**DESCRIPTION OF THE TASK:** Filter the entries below, keeping only lines with the word "Canva".

═══ DATA SECTION ═══

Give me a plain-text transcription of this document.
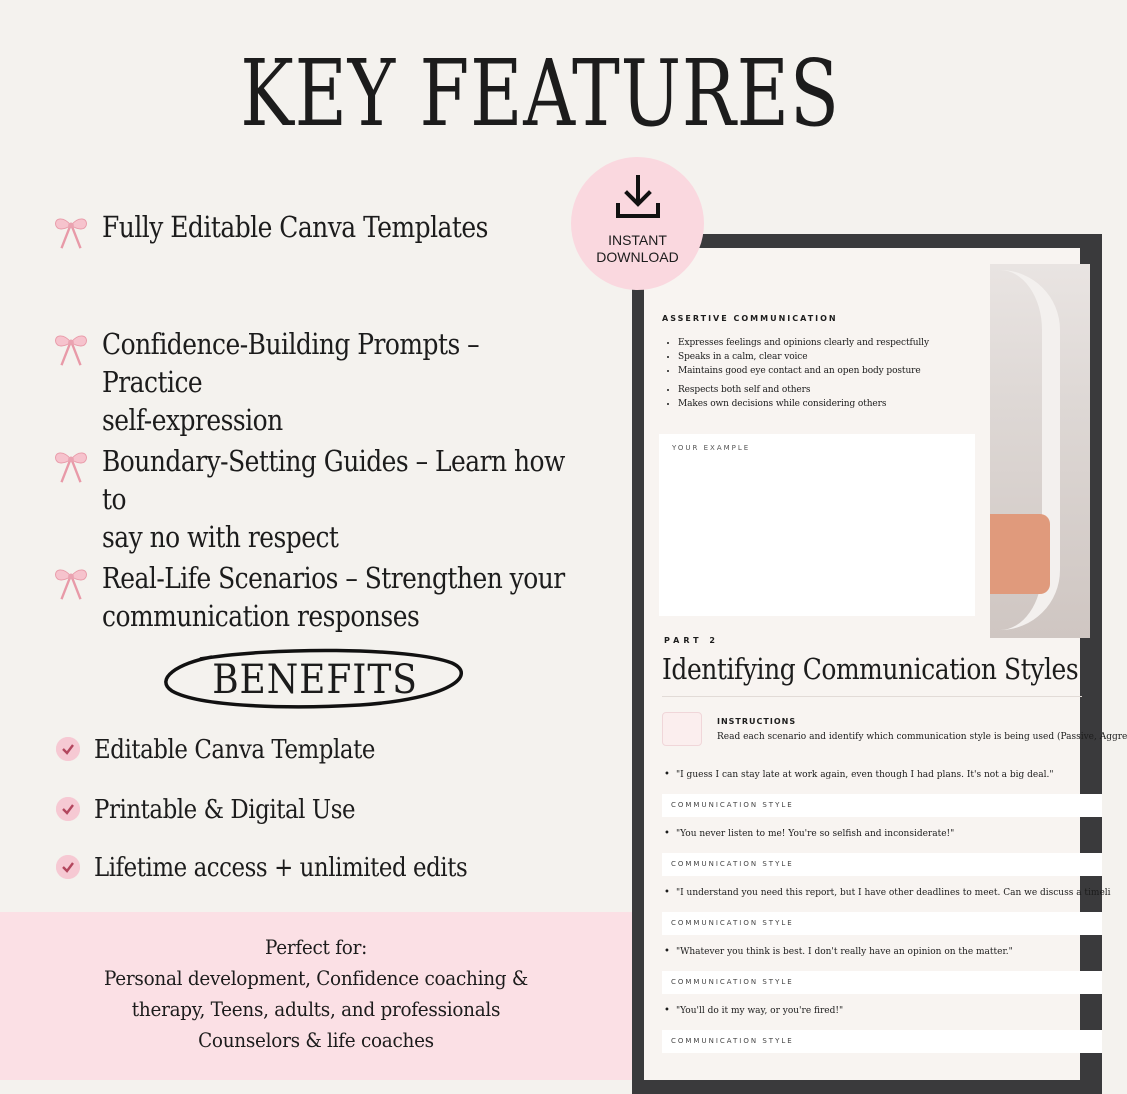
KEY FEATURES
Fully Editable Canva Templates
Confidence-Building Prompts – Practice
self-expression
Boundary-Setting Guides – Learn how to
say no with respect
Real-Life Scenarios – Strengthen your
communication responses
BENEFITS
Editable Canva Template
Printable & Digital Use
Lifetime access + unlimited edits
Perfect for:
Personal development, Confidence coaching &
therapy, Teens, adults, and professionals
Counselors & life coaches
ASSERTIVE COMMUNICATION
• Expresses feelings and opinions clearly and respectfully
• Speaks in a calm, clear voice
• Maintains good eye contact and an open body posture
• Respects both self and others
• Makes own decisions while considering others
YOUR EXAMPLE
PART 2
Identifying Communication Styles
INSTRUCTIONS
Read each scenario and identify which communication style is being used (Passive, Aggre
• "I guess I can stay late at work again, even though I had plans. It's not a big deal."
COMMUNICATION STYLE
• "You never listen to me! You're so selfish and inconsiderate!"
COMMUNICATION STYLE
• "I understand you need this report, but I have other deadlines to meet. Can we discuss a timeli
COMMUNICATION STYLE
• "Whatever you think is best. I don't really have an opinion on the matter."
COMMUNICATION STYLE
• "You'll do it my way, or you're fired!"
COMMUNICATION STYLE
INSTANT
DOWNLOAD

═══

**RESPONSE FOR THIS EXERCISE:**
Fully Editable Canva Templates
Editable Canva Template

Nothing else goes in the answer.